[Stored data]
───
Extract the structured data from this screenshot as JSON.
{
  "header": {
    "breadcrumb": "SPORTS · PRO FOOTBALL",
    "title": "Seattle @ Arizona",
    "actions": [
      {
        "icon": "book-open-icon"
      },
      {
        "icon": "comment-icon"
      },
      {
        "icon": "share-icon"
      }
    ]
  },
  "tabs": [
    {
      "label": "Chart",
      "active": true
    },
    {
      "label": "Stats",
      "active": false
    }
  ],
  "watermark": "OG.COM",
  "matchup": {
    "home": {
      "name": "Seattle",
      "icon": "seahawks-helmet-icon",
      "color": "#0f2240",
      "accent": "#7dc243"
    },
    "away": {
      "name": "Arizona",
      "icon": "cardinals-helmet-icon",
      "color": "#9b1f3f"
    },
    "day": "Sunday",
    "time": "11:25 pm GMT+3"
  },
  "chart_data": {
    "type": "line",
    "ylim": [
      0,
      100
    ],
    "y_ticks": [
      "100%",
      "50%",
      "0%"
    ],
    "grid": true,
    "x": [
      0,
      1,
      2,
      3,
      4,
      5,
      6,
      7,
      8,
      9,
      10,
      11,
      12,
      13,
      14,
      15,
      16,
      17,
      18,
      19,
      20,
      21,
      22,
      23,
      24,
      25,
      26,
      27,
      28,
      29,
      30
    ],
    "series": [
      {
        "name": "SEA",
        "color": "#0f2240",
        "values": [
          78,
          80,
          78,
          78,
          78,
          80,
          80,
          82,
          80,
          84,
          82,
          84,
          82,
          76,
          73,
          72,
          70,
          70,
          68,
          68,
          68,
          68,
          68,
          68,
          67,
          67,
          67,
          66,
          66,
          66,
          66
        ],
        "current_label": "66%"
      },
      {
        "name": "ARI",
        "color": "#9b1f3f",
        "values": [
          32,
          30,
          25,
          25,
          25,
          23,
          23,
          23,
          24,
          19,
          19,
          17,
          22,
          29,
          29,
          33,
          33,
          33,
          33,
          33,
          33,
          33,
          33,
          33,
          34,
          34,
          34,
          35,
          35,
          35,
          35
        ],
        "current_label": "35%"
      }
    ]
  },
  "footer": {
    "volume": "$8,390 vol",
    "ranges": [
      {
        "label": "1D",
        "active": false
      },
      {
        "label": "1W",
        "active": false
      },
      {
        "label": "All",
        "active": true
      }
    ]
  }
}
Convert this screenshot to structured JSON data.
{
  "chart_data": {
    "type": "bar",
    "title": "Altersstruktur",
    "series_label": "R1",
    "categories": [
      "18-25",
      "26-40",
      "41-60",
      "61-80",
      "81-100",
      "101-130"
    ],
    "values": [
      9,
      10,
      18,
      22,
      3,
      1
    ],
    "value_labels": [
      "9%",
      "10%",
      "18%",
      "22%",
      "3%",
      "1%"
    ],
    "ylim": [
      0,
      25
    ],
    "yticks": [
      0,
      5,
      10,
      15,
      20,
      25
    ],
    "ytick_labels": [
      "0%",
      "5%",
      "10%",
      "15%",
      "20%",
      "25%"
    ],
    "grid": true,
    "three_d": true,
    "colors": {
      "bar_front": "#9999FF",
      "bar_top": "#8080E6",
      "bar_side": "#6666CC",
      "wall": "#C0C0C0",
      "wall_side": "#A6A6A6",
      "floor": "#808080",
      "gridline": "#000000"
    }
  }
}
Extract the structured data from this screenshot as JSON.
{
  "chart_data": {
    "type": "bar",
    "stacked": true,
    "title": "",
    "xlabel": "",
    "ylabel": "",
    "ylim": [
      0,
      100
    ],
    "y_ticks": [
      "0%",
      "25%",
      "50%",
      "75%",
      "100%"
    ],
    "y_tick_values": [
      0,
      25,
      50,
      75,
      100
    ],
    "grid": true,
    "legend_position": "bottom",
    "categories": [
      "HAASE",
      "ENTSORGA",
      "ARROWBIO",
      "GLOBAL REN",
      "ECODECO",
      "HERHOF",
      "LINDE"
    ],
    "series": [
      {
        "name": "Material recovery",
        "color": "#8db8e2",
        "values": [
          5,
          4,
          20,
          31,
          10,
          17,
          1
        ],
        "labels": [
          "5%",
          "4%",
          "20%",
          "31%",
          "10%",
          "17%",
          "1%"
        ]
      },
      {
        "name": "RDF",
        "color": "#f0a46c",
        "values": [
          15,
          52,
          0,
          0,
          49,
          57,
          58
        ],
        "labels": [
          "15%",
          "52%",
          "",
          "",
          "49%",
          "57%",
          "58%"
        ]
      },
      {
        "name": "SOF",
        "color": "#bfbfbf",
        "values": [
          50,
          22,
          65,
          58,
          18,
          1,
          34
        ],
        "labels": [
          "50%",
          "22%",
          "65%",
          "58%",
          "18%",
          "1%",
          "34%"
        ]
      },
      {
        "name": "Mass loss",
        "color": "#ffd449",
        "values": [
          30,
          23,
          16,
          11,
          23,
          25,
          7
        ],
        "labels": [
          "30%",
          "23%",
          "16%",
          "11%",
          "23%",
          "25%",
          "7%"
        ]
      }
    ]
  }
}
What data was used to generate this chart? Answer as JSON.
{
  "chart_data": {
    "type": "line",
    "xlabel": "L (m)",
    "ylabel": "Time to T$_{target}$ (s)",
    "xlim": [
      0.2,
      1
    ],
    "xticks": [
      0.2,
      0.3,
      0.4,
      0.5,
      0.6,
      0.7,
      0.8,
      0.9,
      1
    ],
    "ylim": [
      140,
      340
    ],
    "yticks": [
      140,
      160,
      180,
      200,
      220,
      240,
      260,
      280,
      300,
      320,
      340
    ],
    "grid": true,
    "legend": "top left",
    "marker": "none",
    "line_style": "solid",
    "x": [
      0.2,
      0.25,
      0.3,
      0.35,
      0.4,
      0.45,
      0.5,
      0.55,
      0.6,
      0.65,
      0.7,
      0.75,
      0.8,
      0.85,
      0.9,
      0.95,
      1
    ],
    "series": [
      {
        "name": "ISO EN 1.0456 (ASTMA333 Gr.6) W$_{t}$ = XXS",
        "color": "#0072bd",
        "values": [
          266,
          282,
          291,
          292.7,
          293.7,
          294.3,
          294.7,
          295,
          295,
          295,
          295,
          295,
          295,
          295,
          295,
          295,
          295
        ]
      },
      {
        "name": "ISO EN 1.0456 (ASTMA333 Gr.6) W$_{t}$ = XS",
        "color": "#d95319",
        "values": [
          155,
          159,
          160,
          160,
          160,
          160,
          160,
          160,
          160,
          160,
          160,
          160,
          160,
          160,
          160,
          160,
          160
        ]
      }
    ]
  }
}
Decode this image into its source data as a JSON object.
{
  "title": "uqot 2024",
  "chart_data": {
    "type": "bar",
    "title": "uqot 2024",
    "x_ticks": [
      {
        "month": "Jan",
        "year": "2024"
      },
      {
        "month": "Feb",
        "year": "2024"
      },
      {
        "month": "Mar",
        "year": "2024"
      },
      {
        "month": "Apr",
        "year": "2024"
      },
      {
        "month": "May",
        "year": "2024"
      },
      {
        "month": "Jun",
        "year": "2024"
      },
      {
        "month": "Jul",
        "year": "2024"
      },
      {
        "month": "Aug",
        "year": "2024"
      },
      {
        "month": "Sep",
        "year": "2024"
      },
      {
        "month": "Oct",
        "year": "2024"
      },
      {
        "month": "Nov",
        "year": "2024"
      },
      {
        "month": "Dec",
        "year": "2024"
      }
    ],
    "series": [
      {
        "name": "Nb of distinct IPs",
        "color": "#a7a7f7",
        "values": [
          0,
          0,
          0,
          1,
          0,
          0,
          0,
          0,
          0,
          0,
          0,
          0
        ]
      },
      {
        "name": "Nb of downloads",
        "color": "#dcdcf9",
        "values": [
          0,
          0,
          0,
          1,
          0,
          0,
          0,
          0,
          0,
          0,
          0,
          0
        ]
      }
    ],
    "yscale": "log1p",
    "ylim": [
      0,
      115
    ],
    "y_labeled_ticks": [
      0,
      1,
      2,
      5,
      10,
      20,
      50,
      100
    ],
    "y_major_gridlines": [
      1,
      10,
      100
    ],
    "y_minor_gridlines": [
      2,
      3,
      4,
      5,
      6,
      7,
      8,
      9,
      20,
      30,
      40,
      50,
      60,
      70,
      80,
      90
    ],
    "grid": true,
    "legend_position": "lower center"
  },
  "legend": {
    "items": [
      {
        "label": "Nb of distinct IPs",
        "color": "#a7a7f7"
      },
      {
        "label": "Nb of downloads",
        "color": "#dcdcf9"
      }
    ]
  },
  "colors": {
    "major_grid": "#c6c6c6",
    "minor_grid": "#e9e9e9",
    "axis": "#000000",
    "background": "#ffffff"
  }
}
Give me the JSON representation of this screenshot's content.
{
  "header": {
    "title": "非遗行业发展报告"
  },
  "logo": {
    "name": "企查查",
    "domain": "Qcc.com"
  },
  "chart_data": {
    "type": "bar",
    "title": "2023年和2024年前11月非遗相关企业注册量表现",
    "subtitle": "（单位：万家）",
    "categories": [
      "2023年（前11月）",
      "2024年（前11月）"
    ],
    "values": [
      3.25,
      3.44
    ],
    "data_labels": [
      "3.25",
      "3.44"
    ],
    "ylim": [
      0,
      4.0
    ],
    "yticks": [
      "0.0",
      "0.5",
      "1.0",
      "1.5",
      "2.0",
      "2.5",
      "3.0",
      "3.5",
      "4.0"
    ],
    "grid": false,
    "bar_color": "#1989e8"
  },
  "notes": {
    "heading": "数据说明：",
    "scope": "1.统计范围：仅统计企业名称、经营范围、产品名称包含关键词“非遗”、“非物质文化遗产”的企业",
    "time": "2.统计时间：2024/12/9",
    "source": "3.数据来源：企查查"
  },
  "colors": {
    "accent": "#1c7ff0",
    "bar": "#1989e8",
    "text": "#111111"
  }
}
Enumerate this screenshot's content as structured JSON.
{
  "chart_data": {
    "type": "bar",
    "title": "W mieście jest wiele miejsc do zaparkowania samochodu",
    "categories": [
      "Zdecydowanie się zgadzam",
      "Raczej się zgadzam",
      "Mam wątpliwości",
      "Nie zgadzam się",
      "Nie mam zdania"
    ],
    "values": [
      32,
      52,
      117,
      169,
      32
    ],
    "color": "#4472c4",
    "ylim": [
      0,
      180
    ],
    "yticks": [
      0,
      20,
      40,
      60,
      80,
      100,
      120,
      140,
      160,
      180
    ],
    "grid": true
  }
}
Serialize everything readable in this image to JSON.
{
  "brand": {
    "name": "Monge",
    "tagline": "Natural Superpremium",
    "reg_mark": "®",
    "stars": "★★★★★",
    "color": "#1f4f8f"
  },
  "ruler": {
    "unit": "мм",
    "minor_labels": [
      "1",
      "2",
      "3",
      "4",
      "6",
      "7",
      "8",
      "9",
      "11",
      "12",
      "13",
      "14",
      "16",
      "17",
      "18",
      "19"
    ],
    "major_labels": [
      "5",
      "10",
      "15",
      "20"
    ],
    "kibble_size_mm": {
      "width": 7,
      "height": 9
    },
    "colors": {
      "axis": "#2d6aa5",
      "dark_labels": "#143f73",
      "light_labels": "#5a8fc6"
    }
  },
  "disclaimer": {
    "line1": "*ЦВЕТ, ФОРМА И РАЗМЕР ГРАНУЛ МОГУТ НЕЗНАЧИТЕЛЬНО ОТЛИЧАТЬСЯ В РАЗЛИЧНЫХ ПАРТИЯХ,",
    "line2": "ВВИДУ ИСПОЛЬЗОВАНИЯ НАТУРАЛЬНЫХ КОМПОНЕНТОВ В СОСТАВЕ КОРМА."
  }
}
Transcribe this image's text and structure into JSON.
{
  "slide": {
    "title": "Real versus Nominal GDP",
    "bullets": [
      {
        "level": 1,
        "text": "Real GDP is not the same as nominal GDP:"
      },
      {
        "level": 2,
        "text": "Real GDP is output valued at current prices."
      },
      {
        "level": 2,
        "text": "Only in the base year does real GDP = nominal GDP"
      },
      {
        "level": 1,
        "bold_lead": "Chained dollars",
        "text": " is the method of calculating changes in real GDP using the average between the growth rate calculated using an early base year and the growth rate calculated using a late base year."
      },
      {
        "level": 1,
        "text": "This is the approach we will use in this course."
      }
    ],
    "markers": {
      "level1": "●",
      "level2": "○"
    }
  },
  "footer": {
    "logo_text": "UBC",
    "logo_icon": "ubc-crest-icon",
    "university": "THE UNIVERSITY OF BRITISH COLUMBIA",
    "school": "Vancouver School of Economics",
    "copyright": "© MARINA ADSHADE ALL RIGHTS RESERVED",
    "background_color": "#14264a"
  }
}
───
• [Directive]:
Scan the data above; copy every line where "source" appears.

• [In response]:
Decode this image into its source data as a JSON object.
    "source": "3.数据来源：企查查"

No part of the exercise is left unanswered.